::: PAGE TEXT :::
The American Academy of Orthopedic Surgeons (AAOS) has released a new Clinical Practice Guideline on the Diagnosis and Treatment of Carpal Tunnel Syndrome. This document replaces earlier ones on diagnosis, published in 2007, and treatment, which appeared in 2008. There was a widespread perception that the recommendations made in the previous guidelines were weak and did not contribute substantively to the care of patients with carpal tunnel syndrome (CTS). In fact, neither of these guidelines were endorsed by the American Society for Surgery of the Hand (ASSH). Given that history, is there any reason to believe that the current guideline will be any different?
In the spirit of full disclosure, I acknowledge that I was the chairman of the current guideline workgroup, and I was joined in that activity by two ASSH members, one of whom was the vice-chair. The AAOS oversight role was also filled by a member of the ASSH. Because of that fact, I won’t be standing on my soapbox as editor of JHS to try and persuade anybody to accept these recommendations. In the coming months there will be some invited commentary on the new guideline in The Hand Surgery Landscape, which I hope will spark discussion among Journal readers. Instead, what I would like to briefly address is the process of guideline development and reflect on what place these documents have in our day-to-day practice as hand surgeons.
It is a given that we all seek to do the best possible for our patients and that we try use our judgment to give them advice that will benefit them. It is also equally clear that we do this in an increasingly difficult environment of regulation and oversight, not to mention one that is also characterized by decreasing reimbursement. Taken in this context, a practice guideline might seem an extraneous imposition which limits the choices we might offer our patients simply because of the potential risk, both medicolegal and financial, of appearing to be outside the dictum of an influential professional organization like AAOS. But I don’t think that this is the correct analysis, and although dealing with a guideline might seem an unworthy burden, it is possible that, in the long run, it can be a substantial benefit to clinicians and their patients.
::: MATERIAL SHOWN :::
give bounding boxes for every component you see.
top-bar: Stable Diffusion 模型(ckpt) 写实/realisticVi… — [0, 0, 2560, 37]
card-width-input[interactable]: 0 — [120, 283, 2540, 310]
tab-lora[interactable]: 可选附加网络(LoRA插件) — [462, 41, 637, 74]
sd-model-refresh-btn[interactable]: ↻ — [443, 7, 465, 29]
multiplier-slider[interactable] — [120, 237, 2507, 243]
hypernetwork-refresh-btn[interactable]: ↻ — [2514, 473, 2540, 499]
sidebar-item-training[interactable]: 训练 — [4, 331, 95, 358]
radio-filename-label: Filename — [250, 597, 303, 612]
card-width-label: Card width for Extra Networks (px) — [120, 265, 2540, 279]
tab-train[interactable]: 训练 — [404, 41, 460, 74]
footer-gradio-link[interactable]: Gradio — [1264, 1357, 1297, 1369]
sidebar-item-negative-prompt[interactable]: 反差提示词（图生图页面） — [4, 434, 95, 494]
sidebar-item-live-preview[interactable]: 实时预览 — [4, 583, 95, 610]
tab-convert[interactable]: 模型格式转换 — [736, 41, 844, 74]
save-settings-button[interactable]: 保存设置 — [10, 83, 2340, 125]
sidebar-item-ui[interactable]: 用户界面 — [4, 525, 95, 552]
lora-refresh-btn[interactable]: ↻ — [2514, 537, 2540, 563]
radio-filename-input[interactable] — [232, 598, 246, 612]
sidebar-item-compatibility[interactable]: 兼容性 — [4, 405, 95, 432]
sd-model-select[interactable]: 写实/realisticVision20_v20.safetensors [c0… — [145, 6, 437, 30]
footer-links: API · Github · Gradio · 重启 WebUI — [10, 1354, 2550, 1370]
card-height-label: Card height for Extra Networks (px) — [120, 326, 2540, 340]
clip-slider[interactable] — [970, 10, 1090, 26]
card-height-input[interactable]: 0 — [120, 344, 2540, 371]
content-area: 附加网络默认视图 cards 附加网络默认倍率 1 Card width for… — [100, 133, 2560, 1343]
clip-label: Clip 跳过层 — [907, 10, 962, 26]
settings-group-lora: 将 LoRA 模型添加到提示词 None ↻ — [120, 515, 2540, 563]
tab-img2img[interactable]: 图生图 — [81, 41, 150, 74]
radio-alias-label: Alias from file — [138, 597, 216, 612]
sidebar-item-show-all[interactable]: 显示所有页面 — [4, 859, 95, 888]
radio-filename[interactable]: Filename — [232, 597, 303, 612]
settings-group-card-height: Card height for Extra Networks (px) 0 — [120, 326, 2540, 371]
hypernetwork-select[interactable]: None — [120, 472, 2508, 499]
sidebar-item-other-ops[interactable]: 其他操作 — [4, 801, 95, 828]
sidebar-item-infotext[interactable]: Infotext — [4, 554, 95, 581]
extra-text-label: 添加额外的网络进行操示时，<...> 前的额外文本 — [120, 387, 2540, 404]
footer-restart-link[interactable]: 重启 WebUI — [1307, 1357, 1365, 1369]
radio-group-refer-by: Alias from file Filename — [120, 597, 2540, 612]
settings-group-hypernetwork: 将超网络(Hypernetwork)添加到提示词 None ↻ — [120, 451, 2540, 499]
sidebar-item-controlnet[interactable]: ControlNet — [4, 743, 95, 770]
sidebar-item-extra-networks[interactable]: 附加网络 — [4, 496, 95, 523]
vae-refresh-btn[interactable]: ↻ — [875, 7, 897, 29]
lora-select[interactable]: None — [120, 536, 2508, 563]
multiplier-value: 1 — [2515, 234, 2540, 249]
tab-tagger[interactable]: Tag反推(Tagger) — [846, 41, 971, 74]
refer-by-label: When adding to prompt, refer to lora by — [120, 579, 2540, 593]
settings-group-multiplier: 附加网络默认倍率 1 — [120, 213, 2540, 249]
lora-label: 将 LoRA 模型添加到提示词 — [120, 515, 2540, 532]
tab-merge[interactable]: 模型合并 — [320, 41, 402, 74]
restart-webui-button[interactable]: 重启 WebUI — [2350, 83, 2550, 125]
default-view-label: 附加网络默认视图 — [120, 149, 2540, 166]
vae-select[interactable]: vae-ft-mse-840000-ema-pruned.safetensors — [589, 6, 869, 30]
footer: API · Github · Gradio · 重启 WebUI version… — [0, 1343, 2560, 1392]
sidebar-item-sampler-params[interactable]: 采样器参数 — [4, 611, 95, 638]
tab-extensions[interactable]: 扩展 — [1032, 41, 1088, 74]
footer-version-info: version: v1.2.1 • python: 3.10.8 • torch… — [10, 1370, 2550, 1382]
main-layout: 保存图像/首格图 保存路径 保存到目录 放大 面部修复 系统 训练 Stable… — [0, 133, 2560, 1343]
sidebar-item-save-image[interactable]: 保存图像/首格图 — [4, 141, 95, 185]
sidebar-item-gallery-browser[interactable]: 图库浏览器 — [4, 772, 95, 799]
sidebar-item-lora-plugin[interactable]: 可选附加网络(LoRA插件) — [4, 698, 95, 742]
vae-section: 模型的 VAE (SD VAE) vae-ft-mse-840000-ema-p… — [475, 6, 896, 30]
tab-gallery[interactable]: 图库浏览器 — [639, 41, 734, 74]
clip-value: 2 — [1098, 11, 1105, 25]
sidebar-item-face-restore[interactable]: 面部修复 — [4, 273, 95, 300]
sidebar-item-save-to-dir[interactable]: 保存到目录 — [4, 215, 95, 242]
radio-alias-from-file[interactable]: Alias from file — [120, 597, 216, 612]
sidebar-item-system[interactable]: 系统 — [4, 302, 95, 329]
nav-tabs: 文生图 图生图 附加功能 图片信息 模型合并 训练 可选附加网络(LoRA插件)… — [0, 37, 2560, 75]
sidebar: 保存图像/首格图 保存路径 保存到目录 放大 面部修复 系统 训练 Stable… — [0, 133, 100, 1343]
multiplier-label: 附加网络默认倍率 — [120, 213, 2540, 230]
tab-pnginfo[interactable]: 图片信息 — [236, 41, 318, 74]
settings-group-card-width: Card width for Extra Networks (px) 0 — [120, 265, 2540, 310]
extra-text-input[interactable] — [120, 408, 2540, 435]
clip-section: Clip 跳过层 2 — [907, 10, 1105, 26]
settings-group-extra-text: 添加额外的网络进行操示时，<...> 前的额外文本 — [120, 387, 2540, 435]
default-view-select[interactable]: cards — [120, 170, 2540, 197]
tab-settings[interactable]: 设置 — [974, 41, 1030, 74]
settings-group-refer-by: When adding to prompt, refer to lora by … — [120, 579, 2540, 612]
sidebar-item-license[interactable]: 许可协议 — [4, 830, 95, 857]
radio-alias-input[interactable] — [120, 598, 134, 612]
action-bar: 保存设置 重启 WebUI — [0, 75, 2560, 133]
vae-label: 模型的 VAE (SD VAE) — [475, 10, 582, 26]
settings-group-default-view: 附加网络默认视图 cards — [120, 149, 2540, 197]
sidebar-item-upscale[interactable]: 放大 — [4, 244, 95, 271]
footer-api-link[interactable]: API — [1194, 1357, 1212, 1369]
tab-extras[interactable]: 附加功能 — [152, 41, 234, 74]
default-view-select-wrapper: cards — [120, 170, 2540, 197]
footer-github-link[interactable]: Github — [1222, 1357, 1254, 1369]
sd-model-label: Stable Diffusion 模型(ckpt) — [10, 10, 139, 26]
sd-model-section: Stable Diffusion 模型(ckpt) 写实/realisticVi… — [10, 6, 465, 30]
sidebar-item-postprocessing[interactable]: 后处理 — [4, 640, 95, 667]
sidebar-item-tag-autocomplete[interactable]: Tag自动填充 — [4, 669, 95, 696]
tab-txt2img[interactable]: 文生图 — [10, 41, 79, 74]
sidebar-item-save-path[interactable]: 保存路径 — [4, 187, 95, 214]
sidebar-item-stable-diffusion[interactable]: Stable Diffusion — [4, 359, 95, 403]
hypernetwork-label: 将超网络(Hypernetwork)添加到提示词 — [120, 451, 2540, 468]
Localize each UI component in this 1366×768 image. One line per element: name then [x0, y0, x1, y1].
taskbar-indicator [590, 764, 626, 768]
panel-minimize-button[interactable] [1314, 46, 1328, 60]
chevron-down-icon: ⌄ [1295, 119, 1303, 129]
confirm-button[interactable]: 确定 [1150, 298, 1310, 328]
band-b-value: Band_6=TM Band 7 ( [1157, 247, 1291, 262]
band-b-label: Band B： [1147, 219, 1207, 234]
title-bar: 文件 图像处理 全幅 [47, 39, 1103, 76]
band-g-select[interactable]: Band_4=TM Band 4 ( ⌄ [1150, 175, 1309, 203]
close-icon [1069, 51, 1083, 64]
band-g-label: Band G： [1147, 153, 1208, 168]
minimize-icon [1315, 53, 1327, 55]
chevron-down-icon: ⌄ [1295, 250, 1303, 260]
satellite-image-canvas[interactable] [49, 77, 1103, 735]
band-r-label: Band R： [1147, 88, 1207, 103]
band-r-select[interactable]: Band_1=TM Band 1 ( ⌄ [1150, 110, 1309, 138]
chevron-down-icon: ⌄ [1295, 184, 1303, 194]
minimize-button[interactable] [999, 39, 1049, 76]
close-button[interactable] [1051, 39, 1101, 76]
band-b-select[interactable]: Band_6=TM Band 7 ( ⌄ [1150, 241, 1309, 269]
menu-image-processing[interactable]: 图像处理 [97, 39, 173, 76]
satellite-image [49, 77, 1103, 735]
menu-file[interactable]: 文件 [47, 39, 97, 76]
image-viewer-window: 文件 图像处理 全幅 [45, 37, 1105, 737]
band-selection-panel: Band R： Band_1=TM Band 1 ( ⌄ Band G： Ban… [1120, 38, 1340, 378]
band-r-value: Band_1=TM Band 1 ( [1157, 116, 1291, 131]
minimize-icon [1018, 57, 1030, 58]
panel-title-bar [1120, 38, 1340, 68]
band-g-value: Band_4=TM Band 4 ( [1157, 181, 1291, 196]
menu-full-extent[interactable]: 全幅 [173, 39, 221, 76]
:::
# ASSIGNMENT 1
Repeat the text on the carpal tunnel guideline word for word, from "The American Academy" up to and including "be any different?".
# ASSIGNMENT 2
Answer these questions using the text on the carpal tunnel guideline:
(a) In which years were the earlier diagnosis and treatment documents published?
(b) How many ASSH members joined the chairman in the current guideline workgroup?
(c) Where will invited commentary on the new guideline appear?

# FINAL ANSWER 1
The American Academy of Orthopedic Surgeons (AAOS) has released a new Clinical Practice Guideline on the Diagnosis and Treatment of Carpal Tunnel Syndrome. This document replaces earlier ones on diagnosis, published in 2007, and treatment, which appeared in 2008. There was a widespread perception that the recommendations made in the previous guidelines were weak and did not contribute substantively to the care of patients with carpal tunnel syndrome (CTS). In fact, neither of these guidelines were endorsed by the American Society for Surgery of the Hand (ASSH). Given that history, is there any reason to believe that the current guideline will be any different?

# FINAL ANSWER 2
(a) The diagnosis document was published in 2007, and the treatment document in 2008.
(b) Two.
(c) In The Hand Surgery Landscape.